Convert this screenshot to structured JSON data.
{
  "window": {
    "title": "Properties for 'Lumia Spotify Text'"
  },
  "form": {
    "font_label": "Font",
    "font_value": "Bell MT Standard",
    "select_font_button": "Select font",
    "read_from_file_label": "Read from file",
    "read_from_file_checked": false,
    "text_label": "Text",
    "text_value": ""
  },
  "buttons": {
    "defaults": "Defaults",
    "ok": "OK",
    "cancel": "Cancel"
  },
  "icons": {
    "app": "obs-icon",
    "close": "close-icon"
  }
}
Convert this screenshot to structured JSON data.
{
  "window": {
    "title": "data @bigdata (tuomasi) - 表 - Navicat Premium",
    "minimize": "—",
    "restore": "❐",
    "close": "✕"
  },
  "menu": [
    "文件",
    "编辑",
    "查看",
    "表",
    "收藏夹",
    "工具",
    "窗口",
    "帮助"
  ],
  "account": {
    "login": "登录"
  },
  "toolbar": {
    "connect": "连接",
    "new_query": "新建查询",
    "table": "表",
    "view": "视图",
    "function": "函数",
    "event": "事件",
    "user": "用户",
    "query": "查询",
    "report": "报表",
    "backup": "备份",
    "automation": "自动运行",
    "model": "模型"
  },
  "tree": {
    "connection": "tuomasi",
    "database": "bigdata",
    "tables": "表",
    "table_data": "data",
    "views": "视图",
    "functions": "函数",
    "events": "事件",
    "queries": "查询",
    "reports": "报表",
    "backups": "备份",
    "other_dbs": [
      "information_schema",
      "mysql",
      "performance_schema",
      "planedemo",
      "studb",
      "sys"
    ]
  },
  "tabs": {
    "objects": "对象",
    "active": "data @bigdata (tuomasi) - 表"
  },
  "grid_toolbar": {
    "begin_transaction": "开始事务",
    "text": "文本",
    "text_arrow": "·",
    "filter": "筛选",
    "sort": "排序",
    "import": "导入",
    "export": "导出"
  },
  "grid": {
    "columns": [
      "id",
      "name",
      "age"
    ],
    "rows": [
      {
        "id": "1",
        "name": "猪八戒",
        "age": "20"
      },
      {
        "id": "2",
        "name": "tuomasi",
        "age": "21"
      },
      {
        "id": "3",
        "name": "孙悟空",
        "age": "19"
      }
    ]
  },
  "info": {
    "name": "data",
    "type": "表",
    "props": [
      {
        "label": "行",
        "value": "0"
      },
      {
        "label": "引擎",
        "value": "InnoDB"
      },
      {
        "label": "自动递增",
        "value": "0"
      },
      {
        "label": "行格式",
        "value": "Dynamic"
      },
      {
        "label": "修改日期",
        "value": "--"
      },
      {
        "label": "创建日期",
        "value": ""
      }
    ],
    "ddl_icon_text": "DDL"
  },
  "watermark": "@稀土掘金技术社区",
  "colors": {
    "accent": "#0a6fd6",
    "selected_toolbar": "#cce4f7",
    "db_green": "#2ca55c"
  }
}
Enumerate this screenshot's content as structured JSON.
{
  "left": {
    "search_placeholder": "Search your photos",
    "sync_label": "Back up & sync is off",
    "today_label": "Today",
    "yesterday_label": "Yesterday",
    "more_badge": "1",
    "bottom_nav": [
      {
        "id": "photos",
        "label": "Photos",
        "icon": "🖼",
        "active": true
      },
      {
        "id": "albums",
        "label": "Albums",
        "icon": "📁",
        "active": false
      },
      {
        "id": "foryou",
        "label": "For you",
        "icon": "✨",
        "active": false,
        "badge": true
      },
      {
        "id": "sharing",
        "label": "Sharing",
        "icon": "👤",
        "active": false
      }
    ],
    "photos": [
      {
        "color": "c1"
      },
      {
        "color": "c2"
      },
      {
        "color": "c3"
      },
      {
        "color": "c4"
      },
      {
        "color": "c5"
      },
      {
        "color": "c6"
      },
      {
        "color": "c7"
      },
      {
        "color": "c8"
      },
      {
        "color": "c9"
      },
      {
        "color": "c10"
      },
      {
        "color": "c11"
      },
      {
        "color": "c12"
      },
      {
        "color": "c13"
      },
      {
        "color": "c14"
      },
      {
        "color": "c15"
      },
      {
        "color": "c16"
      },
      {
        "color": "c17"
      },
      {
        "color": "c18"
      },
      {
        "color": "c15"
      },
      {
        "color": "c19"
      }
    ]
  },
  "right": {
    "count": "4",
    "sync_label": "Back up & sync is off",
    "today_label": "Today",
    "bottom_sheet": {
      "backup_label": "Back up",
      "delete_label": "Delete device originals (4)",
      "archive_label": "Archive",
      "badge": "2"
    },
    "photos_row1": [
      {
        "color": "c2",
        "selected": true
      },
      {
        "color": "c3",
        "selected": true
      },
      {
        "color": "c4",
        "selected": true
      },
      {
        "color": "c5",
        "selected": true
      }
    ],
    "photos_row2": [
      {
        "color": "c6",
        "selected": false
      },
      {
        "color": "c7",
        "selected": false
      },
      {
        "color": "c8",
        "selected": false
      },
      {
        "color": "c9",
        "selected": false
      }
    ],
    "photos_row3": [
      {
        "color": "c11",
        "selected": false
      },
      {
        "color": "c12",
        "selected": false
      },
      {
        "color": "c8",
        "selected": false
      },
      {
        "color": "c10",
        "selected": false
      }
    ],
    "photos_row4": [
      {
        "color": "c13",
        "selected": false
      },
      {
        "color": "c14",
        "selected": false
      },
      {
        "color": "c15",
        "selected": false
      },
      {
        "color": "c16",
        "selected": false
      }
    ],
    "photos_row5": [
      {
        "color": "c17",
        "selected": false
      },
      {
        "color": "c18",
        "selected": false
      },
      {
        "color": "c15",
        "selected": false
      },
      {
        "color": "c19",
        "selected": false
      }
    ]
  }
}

+--

#### WHAT TO WORK ON:
Reproduce the material in full, with no word added or dropped.

#### EXERCISE OUTPUT:
Convert this screenshot to structured JSON data.
{
  "window": {
    "title": "Properties for 'Lumia Spotify Text'"
  },
  "form": {
    "font_label": "Font",
    "font_value": "Bell MT Standard",
    "select_font_button": "Select font",
    "read_from_file_label": "Read from file",
    "read_from_file_checked": false,
    "text_label": "Text",
    "text_value": ""
  },
  "buttons": {
    "defaults": "Defaults",
    "ok": "OK",
    "cancel": "Cancel"
  },
  "icons": {
    "app": "obs-icon",
    "close": "close-icon"
  }
}
Convert this screenshot to structured JSON data.
{
  "window": {
    "title": "data @bigdata (tuomasi) - 表 - Navicat Premium",
    "minimize": "—",
    "restore": "❐",
    "close": "✕"
  },
  "menu": [
    "文件",
    "编辑",
    "查看",
    "表",
    "收藏夹",
    "工具",
    "窗口",
    "帮助"
  ],
  "account": {
    "login": "登录"
  },
  "toolbar": {
    "connect": "连接",
    "new_query": "新建查询",
    "table": "表",
    "view": "视图",
    "function": "函数",
    "event": "事件",
    "user": "用户",
    "query": "查询",
    "report": "报表",
    "backup": "备份",
    "automation": "自动运行",
    "model": "模型"
  },
  "tree": {
    "connection": "tuomasi",
    "database": "bigdata",
    "tables": "表",
    "table_data": "data",
    "views": "视图",
    "functions": "函数",
    "events": "事件",
    "queries": "查询",
    "reports": "报表",
    "backups": "备份",
    "other_dbs": [
      "information_schema",
      "mysql",
      "performance_schema",
      "planedemo",
      "studb",
      "sys"
    ]
  },
  "tabs": {
    "objects": "对象",
    "active": "data @bigdata (tuomasi) - 表"
  },
  "grid_toolbar": {
    "begin_transaction": "开始事务",
    "text": "文本",
    "text_arrow": "·",
    "filter": "筛选",
    "sort": "排序",
    "import": "导入",
    "export": "导出"
  },
  "grid": {
    "columns": [
      "id",
      "name",
      "age"
    ],
    "rows": [
      {
        "id": "1",
        "name": "猪八戒",
        "age": "20"
      },
      {
        "id": "2",
        "name": "tuomasi",
        "age": "21"
      },
      {
        "id": "3",
        "name": "孙悟空",
        "age": "19"
      }
    ]
  },
  "info": {
    "name": "data",
    "type": "表",
    "props": [
      {
        "label": "行",
        "value": "0"
      },
      {
        "label": "引擎",
        "value": "InnoDB"
      },
      {
        "label": "自动递增",
        "value": "0"
      },
      {
        "label": "行格式",
        "value": "Dynamic"
      },
      {
        "label": "修改日期",
        "value": "--"
      },
      {
        "label": "创建日期",
        "value": ""
      }
    ],
    "ddl_icon_text": "DDL"
  },
  "watermark": "@稀土掘金技术社区",
  "colors": {
    "accent": "#0a6fd6",
    "selected_toolbar": "#cce4f7",
    "db_green": "#2ca55c"
  }
}
Enumerate this screenshot's content as structured JSON.
{
  "left": {
    "search_placeholder": "Search your photos",
    "sync_label": "Back up & sync is off",
    "today_label": "Today",
    "yesterday_label": "Yesterday",
    "more_badge": "1",
    "bottom_nav": [
      {
        "id": "photos",
        "label": "Photos",
        "icon": "🖼",
        "active": true
      },
      {
        "id": "albums",
        "label": "Albums",
        "icon": "📁",
        "active": false
      },
      {
        "id": "foryou",
        "label": "For you",
        "icon": "✨",
        "active": false,
        "badge": true
      },
      {
        "id": "sharing",
        "label": "Sharing",
        "icon": "👤",
        "active": false
      }
    ],
    "photos": [
      {
        "color": "c1"
      },
      {
        "color": "c2"
      },
      {
        "color": "c3"
      },
      {
        "color": "c4"
      },
      {
        "color": "c5"
      },
      {
        "color": "c6"
      },
      {
        "color": "c7"
      },
      {
        "color": "c8"
      },
      {
        "color": "c9"
      },
      {
        "color": "c10"
      },
      {
        "color": "c11"
      },
      {
        "color": "c12"
      },
      {
        "color": "c13"
      },
      {
        "color": "c14"
      },
      {
        "color": "c15"
      },
      {
        "color": "c16"
      },
      {
        "color": "c17"
      },
      {
        "color": "c18"
      },
      {
        "color": "c15"
      },
      {
        "color": "c19"
      }
    ]
  },
  "right": {
    "count": "4",
    "sync_label": "Back up & sync is off",
    "today_label": "Today",
    "bottom_sheet": {
      "backup_label": "Back up",
      "delete_label": "Delete device originals (4)",
      "archive_label": "Archive",
      "badge": "2"
    },
    "photos_row1": [
      {
        "color": "c2",
        "selected": true
      },
      {
        "color": "c3",
        "selected": true
      },
      {
        "color": "c4",
        "selected": true
      },
      {
        "color": "c5",
        "selected": true
      }
    ],
    "photos_row2": [
      {
        "color": "c6",
        "selected": false
      },
      {
        "color": "c7",
        "selected": false
      },
      {
        "color": "c8",
        "selected": false
      },
      {
        "color": "c9",
        "selected": false
      }
    ],
    "photos_row3": [
      {
        "color": "c11",
        "selected": false
      },
      {
        "color": "c12",
        "selected": false
      },
      {
        "color": "c8",
        "selected": false
      },
      {
        "color": "c10",
        "selected": false
      }
    ],
    "photos_row4": [
      {
        "color": "c13",
        "selected": false
      },
      {
        "color": "c14",
        "selected": false
      },
      {
        "color": "c15",
        "selected": false
      },
      {
        "color": "c16",
        "selected": false
      }
    ],
    "photos_row5": [
      {
        "color": "c17",
        "selected": false
      },
      {
        "color": "c18",
        "selected": false
      },
      {
        "color": "c15",
        "selected": false
      },
      {
        "color": "c19",
        "selected": false
      }
    ]
  }
}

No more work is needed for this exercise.